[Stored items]
-- BEGIN --

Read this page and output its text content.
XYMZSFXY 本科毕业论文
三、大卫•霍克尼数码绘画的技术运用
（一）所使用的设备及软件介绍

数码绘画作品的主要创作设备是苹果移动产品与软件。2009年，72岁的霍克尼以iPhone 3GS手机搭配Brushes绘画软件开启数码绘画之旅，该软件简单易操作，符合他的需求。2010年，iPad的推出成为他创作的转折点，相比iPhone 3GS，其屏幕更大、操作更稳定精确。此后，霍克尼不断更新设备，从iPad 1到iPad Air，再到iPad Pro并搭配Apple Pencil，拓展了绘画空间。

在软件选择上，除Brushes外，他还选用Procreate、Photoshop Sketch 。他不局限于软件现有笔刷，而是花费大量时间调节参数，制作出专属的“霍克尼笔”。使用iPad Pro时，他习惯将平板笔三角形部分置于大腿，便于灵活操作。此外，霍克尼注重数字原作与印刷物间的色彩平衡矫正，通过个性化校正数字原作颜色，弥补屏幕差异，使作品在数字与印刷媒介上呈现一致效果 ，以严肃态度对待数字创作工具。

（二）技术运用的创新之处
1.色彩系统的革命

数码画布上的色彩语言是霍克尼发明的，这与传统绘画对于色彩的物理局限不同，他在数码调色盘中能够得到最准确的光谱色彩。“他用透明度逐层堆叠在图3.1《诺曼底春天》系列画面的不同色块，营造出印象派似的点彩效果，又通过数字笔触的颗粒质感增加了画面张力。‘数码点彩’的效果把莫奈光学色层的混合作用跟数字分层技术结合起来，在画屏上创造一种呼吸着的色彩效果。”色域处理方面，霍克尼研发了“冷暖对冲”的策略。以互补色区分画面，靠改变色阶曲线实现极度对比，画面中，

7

-- END --

--- PROBLEM DETAILS ---
Extract all of the data shown above without alteration.

--- THE RESPONSE ---
Read this page and output its text content.
XYMZSFXY 本科毕业论文
三、大卫•霍克尼数码绘画的技术运用
（一）所使用的设备及软件介绍

数码绘画作品的主要创作设备是苹果移动产品与软件。2009年，72岁的霍克尼以iPhone 3GS手机搭配Brushes绘画软件开启数码绘画之旅，该软件简单易操作，符合他的需求。2010年，iPad的推出成为他创作的转折点，相比iPhone 3GS，其屏幕更大、操作更稳定精确。此后，霍克尼不断更新设备，从iPad 1到iPad Air，再到iPad Pro并搭配Apple Pencil，拓展了绘画空间。

在软件选择上，除Brushes外，他还选用Procreate、Photoshop Sketch 。他不局限于软件现有笔刷，而是花费大量时间调节参数，制作出专属的“霍克尼笔”。使用iPad Pro时，他习惯将平板笔三角形部分置于大腿，便于灵活操作。此外，霍克尼注重数字原作与印刷物间的色彩平衡矫正，通过个性化校正数字原作颜色，弥补屏幕差异，使作品在数字与印刷媒介上呈现一致效果 ，以严肃态度对待数字创作工具。

（二）技术运用的创新之处
1.色彩系统的革命

数码画布上的色彩语言是霍克尼发明的，这与传统绘画对于色彩的物理局限不同，他在数码调色盘中能够得到最准确的光谱色彩。“他用透明度逐层堆叠在图3.1《诺曼底春天》系列画面的不同色块，营造出印象派似的点彩效果，又通过数字笔触的颗粒质感增加了画面张力。‘数码点彩’的效果把莫奈光学色层的混合作用跟数字分层技术结合起来，在画屏上创造一种呼吸着的色彩效果。”色域处理方面，霍克尼研发了“冷暖对冲”的策略。以互补色区分画面，靠改变色阶曲线实现极度对比，画面中，

7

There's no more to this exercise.